Layout coordinate data
——————————

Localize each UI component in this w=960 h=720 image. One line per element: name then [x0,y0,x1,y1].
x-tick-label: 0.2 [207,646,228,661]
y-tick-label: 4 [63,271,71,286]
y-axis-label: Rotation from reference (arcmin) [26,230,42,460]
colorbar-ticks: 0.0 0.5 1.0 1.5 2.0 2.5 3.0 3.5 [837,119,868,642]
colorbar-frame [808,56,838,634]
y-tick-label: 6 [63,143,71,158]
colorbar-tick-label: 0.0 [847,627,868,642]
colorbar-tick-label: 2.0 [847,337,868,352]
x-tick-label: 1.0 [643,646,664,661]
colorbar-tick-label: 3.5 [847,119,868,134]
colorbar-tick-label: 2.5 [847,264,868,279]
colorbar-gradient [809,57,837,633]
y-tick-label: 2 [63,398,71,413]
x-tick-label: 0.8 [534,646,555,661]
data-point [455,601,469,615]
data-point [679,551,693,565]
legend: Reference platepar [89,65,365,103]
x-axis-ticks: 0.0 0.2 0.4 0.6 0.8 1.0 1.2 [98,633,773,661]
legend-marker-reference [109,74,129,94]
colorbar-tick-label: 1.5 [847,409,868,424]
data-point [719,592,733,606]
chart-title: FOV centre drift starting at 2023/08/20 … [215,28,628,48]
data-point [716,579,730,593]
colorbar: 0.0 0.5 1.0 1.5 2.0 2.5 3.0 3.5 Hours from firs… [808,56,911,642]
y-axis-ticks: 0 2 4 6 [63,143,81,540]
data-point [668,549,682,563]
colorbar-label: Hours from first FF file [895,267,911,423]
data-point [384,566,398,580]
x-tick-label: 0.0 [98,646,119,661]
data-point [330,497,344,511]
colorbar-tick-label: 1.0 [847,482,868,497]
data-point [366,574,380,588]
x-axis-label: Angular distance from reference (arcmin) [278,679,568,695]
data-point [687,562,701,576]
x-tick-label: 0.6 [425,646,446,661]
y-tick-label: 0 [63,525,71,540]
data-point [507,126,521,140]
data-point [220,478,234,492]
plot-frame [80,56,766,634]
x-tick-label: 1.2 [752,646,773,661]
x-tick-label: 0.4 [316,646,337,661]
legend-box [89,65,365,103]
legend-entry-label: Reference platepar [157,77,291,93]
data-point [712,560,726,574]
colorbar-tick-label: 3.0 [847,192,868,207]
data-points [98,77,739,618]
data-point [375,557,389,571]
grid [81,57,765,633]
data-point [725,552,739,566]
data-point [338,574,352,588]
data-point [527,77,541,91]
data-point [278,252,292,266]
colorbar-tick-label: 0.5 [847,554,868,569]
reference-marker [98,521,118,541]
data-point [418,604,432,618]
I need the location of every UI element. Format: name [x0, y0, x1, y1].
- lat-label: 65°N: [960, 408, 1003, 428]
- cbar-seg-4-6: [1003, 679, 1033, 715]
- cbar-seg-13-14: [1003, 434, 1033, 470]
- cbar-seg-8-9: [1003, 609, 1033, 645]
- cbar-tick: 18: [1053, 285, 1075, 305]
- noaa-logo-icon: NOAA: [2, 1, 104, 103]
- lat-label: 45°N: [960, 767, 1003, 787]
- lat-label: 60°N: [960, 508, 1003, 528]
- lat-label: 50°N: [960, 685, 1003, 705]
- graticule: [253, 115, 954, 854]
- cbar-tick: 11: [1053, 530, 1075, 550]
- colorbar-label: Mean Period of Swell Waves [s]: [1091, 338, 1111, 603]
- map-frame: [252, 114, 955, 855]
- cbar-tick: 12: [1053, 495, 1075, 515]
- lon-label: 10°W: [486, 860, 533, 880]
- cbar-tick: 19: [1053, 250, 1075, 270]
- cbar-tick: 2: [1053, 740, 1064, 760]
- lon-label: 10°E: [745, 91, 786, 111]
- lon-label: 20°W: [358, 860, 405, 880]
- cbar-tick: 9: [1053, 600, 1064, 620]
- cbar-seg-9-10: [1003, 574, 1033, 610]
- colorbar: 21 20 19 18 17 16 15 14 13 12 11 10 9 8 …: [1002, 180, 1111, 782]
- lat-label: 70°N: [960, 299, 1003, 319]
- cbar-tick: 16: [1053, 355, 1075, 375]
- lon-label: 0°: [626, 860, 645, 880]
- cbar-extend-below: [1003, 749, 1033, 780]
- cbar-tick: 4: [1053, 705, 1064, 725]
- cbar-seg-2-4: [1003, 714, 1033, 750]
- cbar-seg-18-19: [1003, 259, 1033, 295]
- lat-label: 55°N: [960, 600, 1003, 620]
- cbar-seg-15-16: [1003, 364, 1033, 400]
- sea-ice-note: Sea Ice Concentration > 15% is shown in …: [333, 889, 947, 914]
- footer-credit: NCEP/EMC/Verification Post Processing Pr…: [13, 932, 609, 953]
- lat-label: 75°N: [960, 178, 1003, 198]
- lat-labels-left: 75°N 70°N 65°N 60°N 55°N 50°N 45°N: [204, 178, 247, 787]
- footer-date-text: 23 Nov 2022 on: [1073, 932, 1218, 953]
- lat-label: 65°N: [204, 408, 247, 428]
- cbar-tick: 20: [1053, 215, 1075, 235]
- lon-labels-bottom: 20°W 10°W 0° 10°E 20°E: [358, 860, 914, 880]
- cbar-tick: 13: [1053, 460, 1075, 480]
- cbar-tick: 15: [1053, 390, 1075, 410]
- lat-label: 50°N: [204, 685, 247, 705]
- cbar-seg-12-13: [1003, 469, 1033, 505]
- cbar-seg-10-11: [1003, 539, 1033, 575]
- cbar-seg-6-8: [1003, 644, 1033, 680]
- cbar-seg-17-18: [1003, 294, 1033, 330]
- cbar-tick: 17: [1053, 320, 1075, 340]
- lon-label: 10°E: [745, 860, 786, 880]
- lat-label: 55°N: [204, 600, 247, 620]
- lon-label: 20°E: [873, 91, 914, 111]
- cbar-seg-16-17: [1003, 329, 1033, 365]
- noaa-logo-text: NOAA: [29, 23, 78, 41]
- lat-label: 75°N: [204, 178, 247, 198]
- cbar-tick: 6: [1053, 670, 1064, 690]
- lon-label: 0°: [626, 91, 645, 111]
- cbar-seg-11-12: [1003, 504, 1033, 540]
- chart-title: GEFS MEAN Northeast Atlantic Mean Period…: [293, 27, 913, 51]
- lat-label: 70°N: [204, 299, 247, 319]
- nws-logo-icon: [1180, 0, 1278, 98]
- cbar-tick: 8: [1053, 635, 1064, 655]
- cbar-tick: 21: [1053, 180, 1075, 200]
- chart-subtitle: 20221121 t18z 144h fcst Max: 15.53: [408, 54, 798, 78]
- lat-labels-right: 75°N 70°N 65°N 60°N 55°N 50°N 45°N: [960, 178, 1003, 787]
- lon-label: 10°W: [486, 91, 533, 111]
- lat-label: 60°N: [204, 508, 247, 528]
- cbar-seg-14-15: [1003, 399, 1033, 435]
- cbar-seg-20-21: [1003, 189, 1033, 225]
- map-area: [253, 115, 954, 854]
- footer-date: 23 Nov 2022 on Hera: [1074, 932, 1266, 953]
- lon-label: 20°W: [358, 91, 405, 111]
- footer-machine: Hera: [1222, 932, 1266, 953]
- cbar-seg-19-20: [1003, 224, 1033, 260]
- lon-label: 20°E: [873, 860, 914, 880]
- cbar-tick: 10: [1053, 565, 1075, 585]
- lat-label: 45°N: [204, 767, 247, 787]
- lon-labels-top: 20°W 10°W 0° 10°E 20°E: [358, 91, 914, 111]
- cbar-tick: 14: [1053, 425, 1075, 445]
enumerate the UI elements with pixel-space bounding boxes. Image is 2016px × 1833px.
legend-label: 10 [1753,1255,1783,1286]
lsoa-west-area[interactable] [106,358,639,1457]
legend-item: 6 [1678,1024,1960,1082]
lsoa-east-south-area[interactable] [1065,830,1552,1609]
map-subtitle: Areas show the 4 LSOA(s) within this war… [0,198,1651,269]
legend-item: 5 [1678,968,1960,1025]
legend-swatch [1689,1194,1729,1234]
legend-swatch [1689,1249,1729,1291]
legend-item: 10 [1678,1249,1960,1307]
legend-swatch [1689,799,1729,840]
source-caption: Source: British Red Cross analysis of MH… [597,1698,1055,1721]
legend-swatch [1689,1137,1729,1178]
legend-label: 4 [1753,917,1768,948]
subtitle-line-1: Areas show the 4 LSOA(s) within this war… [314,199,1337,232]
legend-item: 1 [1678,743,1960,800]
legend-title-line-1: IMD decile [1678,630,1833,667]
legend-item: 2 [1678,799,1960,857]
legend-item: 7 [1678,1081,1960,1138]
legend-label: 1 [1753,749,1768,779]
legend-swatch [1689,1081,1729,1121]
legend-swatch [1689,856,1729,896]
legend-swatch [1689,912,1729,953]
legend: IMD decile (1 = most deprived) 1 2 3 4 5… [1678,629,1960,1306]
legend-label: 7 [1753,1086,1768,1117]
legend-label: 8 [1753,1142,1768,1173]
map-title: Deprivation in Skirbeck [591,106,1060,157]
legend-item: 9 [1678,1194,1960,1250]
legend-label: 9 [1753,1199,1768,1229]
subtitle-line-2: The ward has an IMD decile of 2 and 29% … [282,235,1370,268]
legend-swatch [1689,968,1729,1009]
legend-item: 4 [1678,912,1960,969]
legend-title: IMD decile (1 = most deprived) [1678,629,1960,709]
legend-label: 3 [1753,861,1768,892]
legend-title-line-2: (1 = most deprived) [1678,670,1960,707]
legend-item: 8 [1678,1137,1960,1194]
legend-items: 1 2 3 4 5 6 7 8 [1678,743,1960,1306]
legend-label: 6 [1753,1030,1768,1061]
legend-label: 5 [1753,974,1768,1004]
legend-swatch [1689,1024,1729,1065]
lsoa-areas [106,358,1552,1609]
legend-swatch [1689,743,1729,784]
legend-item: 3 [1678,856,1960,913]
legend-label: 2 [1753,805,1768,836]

——————————

» Task to carry out
Could you edit the stretch from the start of the records through the line containing "data-point [375,557,389,571]" so that every "x-tick-label" becomes "x-axis-tick-label", with nothing else changed?

» Correct output
Localize each UI component in this w=960 h=720 image. One line per element: name then [x0,y0,x1,y1].
x-axis-tick-label: 0.2 [207,646,228,661]
y-tick-label: 4 [63,271,71,286]
y-axis-label: Rotation from reference (arcmin) [26,230,42,460]
colorbar-ticks: 0.0 0.5 1.0 1.5 2.0 2.5 3.0 3.5 [837,119,868,642]
colorbar-frame [808,56,838,634]
y-tick-label: 6 [63,143,71,158]
colorbar-tick-label: 0.0 [847,627,868,642]
colorbar-tick-label: 2.0 [847,337,868,352]
x-axis-tick-label: 1.0 [643,646,664,661]
colorbar-tick-label: 3.5 [847,119,868,134]
colorbar-tick-label: 2.5 [847,264,868,279]
colorbar-gradient [809,57,837,633]
y-tick-label: 2 [63,398,71,413]
x-axis-tick-label: 0.8 [534,646,555,661]
data-point [455,601,469,615]
data-point [679,551,693,565]
legend: Reference platepar [89,65,365,103]
x-axis-ticks: 0.0 0.2 0.4 0.6 0.8 1.0 1.2 [98,633,773,661]
legend-marker-reference [109,74,129,94]
colorbar-tick-label: 1.5 [847,409,868,424]
data-point [719,592,733,606]
chart-title: FOV centre drift starting at 2023/08/20 … [215,28,628,48]
data-point [716,579,730,593]
colorbar: 0.0 0.5 1.0 1.5 2.0 2.5 3.0 3.5 Hours from firs… [808,56,911,642]
y-axis-ticks: 0 2 4 6 [63,143,81,540]
data-point [668,549,682,563]
colorbar-label: Hours from first FF file [895,267,911,423]
data-point [384,566,398,580]
x-axis-tick-label: 0.0 [98,646,119,661]
data-point [330,497,344,511]
colorbar-tick-label: 1.0 [847,482,868,497]
data-point [366,574,380,588]
x-axis-label: Angular distance from reference (arcmin) [278,679,568,695]
data-point [687,562,701,576]
x-axis-tick-label: 0.6 [425,646,446,661]
y-tick-label: 0 [63,525,71,540]
data-point [507,126,521,140]
data-point [220,478,234,492]
plot-frame [80,56,766,634]
x-axis-tick-label: 1.2 [752,646,773,661]
x-axis-tick-label: 0.4 [316,646,337,661]
legend-box [89,65,365,103]
legend-entry-label: Reference platepar [157,77,291,93]
data-point [712,560,726,574]
colorbar-tick-label: 3.0 [847,192,868,207]
data-points [98,77,739,618]
data-point [375,557,389,571]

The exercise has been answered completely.